— INSTRUCTIONS TO FOLLOW —
Look through the material and tally each line bearing the word "want". Give only the total.

Records excerpted from a collection:
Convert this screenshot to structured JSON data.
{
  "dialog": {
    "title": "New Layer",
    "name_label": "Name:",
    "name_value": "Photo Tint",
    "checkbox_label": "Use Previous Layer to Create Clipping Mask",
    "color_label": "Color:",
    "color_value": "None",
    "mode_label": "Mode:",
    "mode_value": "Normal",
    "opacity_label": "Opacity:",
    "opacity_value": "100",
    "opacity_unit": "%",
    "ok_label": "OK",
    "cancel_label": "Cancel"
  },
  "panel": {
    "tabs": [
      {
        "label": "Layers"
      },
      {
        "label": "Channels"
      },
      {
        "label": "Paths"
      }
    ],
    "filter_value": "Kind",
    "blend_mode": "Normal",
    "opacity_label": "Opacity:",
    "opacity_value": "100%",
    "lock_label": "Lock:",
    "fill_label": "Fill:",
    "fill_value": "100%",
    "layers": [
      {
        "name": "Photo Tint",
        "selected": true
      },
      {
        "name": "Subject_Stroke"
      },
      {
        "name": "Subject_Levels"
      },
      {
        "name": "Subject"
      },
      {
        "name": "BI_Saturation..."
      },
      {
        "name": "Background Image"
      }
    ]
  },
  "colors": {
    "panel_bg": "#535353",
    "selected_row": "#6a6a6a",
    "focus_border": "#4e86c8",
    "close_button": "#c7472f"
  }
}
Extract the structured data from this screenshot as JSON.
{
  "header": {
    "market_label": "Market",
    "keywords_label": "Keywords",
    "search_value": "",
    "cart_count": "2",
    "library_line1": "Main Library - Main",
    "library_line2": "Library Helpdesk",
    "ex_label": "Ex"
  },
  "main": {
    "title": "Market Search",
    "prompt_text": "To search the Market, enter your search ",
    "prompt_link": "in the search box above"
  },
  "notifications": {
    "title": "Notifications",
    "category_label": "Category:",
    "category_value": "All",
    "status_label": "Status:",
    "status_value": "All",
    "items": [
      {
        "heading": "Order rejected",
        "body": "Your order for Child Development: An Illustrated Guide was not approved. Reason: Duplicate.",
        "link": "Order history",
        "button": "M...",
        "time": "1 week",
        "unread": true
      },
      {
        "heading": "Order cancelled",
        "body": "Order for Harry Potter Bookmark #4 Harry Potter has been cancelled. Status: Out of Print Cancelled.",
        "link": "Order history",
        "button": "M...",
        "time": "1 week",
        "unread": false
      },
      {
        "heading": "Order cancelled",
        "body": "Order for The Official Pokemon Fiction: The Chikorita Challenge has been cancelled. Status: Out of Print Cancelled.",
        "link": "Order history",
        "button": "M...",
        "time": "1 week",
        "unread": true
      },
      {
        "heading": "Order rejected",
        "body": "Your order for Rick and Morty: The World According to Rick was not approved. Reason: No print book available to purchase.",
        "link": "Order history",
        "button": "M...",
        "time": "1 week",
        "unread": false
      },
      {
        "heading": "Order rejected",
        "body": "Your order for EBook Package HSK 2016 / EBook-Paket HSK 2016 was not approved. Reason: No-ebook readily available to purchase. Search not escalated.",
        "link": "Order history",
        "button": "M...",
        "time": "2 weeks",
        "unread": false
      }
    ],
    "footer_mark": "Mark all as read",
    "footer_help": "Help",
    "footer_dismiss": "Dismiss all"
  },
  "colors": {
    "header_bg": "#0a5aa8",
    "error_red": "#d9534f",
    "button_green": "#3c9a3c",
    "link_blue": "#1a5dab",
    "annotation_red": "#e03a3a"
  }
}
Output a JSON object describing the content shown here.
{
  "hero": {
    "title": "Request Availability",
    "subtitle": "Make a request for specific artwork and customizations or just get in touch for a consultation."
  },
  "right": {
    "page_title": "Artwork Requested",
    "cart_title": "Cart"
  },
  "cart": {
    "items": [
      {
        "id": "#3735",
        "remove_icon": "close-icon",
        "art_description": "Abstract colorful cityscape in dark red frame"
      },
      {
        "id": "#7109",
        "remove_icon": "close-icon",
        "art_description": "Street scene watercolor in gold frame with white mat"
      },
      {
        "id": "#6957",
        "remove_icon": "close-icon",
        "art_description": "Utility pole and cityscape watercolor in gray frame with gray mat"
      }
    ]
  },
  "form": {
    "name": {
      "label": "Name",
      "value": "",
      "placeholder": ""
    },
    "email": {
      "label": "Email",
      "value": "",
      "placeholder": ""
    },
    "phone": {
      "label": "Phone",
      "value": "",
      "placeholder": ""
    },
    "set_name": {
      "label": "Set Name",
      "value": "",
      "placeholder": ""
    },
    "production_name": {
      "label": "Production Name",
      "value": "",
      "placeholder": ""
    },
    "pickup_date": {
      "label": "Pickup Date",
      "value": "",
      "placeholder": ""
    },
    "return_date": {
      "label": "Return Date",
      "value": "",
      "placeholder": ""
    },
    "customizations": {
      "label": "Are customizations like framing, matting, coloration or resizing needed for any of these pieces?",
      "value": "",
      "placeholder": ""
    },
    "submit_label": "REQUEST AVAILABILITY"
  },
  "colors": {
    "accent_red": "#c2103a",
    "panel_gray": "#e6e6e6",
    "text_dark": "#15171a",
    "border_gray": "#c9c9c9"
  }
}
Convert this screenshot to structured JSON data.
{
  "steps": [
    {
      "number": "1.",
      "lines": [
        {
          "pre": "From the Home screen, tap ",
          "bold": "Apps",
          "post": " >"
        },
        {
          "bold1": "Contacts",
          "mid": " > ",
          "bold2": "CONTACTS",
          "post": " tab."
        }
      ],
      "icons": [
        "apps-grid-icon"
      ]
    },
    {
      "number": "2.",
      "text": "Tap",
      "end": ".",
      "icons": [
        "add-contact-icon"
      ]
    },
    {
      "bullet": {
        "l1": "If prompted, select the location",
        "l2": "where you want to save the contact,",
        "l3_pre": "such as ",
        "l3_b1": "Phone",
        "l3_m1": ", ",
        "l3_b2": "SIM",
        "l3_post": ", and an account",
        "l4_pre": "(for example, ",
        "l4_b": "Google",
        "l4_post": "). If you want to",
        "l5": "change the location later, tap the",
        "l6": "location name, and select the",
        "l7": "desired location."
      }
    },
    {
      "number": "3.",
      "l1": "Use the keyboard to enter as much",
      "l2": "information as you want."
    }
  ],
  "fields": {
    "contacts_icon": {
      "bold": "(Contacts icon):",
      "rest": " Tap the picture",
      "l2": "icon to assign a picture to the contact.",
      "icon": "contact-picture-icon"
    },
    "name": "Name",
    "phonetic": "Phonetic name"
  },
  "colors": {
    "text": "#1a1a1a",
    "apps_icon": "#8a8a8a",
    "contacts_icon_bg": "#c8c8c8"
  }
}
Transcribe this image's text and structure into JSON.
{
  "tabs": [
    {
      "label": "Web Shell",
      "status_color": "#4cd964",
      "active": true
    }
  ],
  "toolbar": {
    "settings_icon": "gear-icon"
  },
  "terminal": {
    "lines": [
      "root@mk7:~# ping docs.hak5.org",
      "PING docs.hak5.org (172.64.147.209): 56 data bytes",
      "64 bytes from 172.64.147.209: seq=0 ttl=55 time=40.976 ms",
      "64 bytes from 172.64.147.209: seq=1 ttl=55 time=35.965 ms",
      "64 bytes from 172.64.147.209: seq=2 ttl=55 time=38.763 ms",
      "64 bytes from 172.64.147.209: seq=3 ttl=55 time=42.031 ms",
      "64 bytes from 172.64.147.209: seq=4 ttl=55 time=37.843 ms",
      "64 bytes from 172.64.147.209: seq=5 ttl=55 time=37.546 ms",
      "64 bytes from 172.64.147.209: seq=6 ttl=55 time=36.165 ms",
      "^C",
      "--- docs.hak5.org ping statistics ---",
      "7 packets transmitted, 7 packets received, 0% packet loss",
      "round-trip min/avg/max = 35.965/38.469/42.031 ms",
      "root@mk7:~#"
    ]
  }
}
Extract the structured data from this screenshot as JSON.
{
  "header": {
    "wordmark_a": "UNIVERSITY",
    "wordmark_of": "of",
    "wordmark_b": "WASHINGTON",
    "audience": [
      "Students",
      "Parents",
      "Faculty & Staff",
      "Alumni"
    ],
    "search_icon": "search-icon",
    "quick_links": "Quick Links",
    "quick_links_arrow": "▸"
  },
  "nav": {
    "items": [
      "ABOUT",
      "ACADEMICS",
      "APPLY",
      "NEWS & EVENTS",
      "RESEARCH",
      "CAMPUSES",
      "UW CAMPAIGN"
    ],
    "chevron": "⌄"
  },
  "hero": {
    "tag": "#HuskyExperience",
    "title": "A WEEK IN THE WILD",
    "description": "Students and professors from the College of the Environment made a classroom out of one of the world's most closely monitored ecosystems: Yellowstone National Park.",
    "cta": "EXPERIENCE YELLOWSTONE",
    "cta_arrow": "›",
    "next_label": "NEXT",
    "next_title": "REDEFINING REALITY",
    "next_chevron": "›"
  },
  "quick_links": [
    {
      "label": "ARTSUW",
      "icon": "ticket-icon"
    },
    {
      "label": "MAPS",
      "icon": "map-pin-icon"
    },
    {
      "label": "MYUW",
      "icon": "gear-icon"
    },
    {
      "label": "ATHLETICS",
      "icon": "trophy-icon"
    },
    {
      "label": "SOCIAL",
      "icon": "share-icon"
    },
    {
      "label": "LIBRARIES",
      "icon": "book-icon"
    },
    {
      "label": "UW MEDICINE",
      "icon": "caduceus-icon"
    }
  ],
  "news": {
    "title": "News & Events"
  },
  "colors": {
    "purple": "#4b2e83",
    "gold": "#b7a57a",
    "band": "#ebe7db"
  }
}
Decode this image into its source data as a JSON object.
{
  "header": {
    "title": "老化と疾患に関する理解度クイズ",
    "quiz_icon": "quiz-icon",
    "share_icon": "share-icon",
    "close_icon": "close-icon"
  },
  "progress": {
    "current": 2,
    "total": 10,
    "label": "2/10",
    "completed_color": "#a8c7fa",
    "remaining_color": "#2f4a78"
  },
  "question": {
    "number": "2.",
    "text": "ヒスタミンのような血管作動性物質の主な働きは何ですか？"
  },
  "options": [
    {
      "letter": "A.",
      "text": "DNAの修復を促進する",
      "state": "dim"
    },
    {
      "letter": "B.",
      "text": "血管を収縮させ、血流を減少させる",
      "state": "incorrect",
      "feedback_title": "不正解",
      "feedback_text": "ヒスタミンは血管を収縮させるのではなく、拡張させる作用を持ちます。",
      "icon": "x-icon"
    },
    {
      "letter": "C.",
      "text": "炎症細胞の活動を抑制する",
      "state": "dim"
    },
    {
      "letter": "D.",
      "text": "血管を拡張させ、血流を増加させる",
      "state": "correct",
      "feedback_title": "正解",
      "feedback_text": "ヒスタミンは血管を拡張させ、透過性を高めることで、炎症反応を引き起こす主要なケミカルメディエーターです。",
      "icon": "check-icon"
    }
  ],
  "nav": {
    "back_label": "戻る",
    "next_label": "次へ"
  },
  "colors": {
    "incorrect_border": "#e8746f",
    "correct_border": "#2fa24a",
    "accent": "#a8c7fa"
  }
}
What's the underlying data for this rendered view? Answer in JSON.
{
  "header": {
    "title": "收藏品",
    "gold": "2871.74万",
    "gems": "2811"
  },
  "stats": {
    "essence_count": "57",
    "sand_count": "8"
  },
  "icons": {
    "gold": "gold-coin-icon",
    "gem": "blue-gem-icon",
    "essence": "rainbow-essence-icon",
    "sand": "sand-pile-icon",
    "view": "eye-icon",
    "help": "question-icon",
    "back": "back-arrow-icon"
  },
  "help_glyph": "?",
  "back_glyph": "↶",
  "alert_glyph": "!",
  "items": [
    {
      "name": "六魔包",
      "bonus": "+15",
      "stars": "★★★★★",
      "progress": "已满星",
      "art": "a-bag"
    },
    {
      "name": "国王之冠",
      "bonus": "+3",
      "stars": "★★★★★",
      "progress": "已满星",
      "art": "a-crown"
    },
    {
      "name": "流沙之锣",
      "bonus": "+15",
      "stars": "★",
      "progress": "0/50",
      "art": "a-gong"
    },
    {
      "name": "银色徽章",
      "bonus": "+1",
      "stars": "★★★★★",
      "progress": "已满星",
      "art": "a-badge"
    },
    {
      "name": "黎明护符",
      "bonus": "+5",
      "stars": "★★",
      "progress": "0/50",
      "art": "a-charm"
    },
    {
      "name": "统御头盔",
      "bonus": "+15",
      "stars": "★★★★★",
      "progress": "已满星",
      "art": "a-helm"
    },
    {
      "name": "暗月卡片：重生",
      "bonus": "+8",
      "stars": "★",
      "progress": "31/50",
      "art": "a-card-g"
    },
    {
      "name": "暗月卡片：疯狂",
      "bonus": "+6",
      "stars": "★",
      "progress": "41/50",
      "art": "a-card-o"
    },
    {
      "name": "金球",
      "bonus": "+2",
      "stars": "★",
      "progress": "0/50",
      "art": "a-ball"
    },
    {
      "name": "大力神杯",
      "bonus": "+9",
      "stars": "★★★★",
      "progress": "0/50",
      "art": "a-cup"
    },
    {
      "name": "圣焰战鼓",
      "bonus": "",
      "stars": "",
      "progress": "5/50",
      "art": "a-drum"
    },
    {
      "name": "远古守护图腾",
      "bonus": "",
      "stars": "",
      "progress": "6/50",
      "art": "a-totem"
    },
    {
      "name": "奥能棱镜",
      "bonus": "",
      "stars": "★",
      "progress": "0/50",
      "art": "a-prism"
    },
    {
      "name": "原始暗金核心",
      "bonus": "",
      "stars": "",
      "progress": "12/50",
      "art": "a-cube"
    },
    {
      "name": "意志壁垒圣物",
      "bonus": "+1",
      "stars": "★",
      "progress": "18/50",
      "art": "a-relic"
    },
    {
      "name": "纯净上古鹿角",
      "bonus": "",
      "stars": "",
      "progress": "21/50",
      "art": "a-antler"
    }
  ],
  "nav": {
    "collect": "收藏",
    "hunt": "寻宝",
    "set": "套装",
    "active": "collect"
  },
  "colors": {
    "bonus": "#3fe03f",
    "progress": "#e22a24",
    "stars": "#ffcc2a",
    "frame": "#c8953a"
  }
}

— WORKED SOLUTION —
3